Transcribe the entries that follow, word for word.

--- SUPPLIED ENTRIES ---

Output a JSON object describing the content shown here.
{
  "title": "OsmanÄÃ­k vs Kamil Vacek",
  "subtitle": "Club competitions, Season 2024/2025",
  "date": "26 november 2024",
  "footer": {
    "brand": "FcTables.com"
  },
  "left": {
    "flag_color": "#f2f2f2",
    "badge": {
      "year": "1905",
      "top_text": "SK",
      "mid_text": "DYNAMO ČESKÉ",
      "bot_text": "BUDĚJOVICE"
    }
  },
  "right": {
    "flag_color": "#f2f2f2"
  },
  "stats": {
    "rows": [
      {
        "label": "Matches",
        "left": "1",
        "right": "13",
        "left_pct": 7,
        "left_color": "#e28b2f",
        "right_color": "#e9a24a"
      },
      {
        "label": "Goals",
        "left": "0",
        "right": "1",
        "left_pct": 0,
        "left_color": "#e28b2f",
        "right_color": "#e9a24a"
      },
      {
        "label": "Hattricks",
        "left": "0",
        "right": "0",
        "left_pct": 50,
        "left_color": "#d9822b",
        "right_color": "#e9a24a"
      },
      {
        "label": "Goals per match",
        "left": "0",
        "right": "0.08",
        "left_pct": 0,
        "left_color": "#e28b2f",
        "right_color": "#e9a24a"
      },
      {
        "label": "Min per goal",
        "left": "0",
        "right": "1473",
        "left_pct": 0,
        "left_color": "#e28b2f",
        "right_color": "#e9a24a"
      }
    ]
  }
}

---

▶ _ANSWER FOR THIS EXERCISE_
Output a JSON object describing the content shown here.
{
  "title": "OsmanÄÃ­k vs Kamil Vacek",
  "subtitle": "Club competitions, Season 2024/2025",
  "date": "26 november 2024",
  "footer": {
    "brand": "FcTables.com"
  },
  "left": {
    "flag_color": "#f2f2f2",
    "badge": {
      "year": "1905",
      "top_text": "SK",
      "mid_text": "DYNAMO ČESKÉ",
      "bot_text": "BUDĚJOVICE"
    }
  },
  "right": {
    "flag_color": "#f2f2f2"
  },
  "stats": {
    "rows": [
      {
        "label": "Matches",
        "left": "1",
        "right": "13",
        "left_pct": 7,
        "left_color": "#e28b2f",
        "right_color": "#e9a24a"
      },
      {
        "label": "Goals",
        "left": "0",
        "right": "1",
        "left_pct": 0,
        "left_color": "#e28b2f",
        "right_color": "#e9a24a"
      },
      {
        "label": "Hattricks",
        "left": "0",
        "right": "0",
        "left_pct": 50,
        "left_color": "#d9822b",
        "right_color": "#e9a24a"
      },
      {
        "label": "Goals per match",
        "left": "0",
        "right": "0.08",
        "left_pct": 0,
        "left_color": "#e28b2f",
        "right_color": "#e9a24a"
      },
      {
        "label": "Min per goal",
        "left": "0",
        "right": "1473",
        "left_pct": 0,
        "left_color": "#e28b2f",
        "right_color": "#e9a24a"
      }
    ]
  }
}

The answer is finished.